** Begin Supplied records **

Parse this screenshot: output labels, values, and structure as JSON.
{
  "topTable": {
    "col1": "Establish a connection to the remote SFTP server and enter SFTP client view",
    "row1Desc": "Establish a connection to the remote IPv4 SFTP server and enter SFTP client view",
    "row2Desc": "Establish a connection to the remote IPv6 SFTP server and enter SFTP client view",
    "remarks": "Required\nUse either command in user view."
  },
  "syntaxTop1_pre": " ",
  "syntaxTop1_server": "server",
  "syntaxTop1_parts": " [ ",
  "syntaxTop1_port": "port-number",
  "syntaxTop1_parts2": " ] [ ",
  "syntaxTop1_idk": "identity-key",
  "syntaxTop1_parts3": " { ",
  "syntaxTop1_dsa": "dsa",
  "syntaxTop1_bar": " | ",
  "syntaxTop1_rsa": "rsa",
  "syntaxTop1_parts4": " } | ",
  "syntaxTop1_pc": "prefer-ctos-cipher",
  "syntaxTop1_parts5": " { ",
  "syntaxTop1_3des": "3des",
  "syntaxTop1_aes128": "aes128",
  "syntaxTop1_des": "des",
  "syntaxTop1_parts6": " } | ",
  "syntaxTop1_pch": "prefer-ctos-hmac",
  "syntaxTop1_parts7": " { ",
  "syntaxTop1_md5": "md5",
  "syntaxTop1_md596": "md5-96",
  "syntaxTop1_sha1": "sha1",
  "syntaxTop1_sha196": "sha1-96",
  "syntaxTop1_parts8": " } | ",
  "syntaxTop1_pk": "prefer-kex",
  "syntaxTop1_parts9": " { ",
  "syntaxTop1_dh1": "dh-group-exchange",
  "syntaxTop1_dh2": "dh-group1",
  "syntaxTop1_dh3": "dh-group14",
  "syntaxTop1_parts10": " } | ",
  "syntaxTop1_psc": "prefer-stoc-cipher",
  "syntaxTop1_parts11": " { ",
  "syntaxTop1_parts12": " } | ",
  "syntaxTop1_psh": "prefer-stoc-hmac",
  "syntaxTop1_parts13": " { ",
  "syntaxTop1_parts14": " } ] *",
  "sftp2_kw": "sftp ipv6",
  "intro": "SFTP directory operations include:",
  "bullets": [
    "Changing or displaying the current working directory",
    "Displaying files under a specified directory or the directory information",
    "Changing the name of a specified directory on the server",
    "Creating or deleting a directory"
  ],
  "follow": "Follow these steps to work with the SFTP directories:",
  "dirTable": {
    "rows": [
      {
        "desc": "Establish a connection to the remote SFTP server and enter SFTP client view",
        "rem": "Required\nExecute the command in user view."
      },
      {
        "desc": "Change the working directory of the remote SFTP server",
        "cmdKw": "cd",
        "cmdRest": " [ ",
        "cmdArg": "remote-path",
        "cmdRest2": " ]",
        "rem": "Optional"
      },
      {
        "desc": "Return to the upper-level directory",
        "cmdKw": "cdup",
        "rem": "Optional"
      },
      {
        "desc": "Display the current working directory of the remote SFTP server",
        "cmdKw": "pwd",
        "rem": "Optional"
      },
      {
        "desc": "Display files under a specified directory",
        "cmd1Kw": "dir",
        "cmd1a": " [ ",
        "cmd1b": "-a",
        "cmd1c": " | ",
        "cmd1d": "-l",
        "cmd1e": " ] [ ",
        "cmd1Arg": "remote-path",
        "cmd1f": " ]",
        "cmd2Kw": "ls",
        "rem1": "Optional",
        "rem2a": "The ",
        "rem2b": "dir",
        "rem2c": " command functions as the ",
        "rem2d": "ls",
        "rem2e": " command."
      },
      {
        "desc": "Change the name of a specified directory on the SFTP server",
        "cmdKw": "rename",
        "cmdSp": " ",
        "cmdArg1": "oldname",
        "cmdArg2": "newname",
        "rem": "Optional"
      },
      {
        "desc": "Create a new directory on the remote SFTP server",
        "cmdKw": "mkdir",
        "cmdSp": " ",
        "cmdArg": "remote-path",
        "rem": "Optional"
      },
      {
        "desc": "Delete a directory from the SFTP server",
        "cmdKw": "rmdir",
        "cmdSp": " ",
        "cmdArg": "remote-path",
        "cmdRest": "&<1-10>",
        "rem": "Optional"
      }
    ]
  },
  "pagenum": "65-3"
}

** End Supplied records **

## Stated task
Search the records for the word "stoc". Copy every line that has it.

## Answer for this exercise
  "syntaxTop1_psc": "prefer-stoc-cipher",
  "syntaxTop1_psh": "prefer-stoc-hmac",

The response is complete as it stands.